> _The exercise_
Looking at the listing beneath, work out how many lines hold "ikke" and report only that figure.

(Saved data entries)
● ● ● ● ● ● ●

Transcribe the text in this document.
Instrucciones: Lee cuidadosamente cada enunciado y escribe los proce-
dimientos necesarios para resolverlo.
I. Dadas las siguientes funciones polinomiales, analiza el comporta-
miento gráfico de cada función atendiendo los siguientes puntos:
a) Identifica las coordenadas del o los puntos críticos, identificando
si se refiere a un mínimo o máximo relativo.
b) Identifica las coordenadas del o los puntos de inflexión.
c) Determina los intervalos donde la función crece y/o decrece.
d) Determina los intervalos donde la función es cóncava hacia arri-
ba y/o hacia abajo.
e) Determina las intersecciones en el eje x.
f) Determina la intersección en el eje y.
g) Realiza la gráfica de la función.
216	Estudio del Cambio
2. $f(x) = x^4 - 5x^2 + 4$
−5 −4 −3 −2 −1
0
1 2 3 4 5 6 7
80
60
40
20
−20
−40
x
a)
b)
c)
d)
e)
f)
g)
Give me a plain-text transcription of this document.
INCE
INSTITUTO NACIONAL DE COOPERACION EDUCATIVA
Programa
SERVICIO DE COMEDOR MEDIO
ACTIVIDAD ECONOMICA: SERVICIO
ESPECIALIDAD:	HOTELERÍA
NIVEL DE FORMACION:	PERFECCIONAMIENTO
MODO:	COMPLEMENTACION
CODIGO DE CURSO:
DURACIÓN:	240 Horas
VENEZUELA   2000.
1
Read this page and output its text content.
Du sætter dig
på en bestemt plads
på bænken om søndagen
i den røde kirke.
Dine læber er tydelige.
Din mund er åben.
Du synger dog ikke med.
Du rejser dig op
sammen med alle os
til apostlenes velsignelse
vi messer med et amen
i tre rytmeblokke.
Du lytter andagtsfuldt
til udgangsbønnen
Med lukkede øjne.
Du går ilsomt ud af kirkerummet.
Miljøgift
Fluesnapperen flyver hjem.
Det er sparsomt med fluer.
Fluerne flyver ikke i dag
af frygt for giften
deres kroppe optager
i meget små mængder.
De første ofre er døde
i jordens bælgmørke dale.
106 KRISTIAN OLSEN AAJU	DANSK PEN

● ● ● ● ● ● ●

> _Response to this task_
2